What you will do - Where a line holds the word "with", copy that line.

--- start Available records ---

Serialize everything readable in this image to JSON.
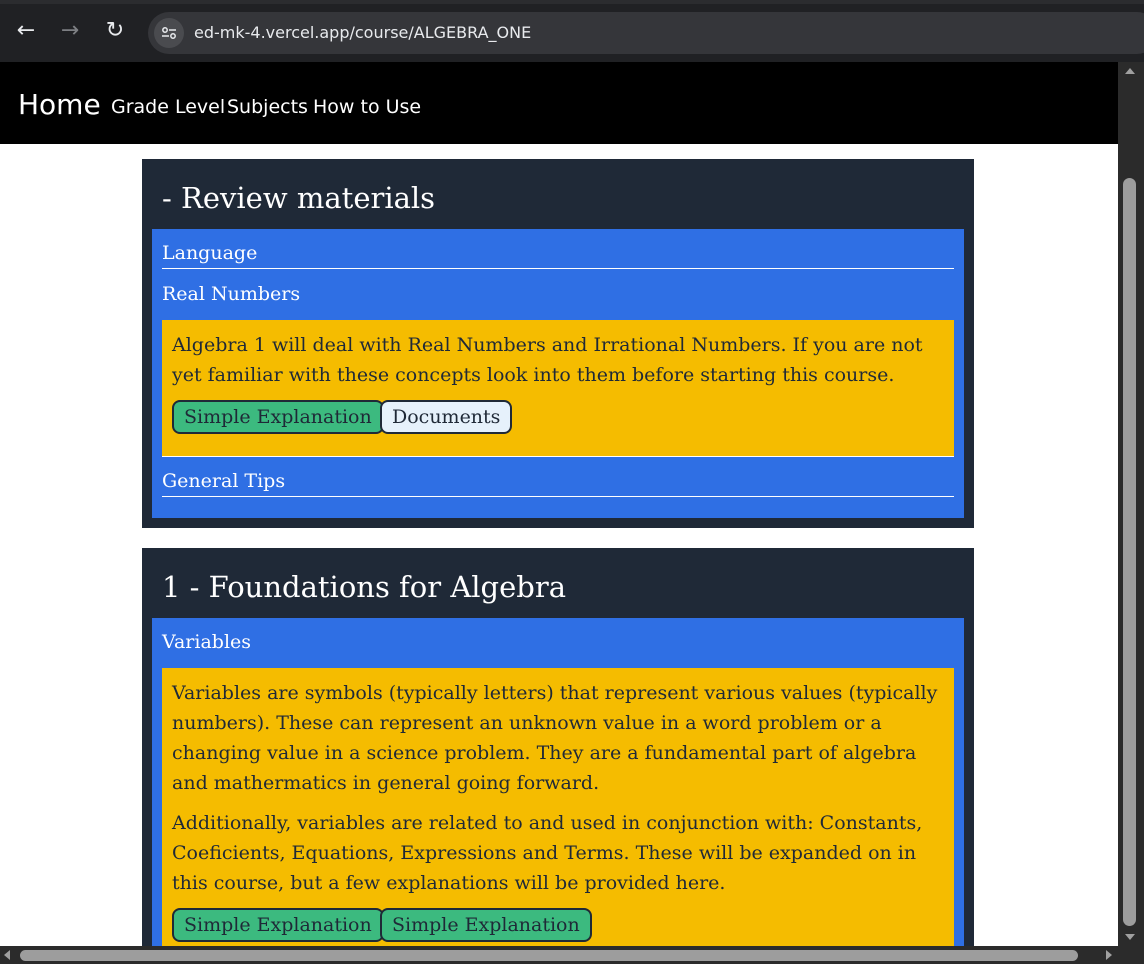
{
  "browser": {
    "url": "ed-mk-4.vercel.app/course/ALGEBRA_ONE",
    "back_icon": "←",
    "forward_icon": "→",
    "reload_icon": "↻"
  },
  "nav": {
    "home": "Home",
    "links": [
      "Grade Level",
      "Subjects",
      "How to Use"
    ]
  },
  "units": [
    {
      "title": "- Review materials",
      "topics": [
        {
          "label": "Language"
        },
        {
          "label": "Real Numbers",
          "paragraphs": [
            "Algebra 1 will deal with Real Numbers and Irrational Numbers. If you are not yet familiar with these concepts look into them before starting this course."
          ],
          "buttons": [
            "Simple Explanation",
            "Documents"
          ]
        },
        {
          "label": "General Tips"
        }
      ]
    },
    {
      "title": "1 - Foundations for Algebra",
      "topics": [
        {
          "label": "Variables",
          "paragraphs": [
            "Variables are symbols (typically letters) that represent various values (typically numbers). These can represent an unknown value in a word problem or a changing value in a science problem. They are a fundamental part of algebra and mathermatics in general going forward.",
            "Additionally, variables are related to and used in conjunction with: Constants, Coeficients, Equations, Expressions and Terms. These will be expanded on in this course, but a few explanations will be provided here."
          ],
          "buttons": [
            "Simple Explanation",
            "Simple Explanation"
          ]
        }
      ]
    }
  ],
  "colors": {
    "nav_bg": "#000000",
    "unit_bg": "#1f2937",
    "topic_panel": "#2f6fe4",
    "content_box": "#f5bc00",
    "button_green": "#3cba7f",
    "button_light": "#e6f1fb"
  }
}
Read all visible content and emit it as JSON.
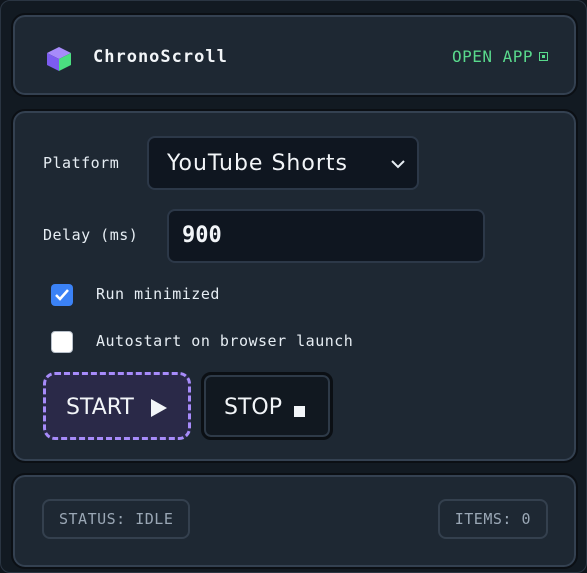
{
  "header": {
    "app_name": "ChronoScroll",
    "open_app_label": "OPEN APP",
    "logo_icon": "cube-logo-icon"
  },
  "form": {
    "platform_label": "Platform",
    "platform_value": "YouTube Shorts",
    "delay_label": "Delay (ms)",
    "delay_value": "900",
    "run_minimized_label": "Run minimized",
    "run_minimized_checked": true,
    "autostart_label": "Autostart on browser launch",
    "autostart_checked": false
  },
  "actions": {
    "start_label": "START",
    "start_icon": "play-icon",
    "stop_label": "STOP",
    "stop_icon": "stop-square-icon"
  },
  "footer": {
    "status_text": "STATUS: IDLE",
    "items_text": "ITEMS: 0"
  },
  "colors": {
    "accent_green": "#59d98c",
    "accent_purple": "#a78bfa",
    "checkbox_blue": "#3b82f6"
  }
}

--- end Available records ---

Answer to this task -
            "Algebra 1 will deal with Real Numbers and Irrational Numbers. If you are not yet familiar with these concepts look into them before starting this course."
            "Additionally, variables are related to and used in conjunction with: Constants, Coeficients, Equations, Expressions and Terms. These will be expanded on in this course, but a few explanations will be provided here."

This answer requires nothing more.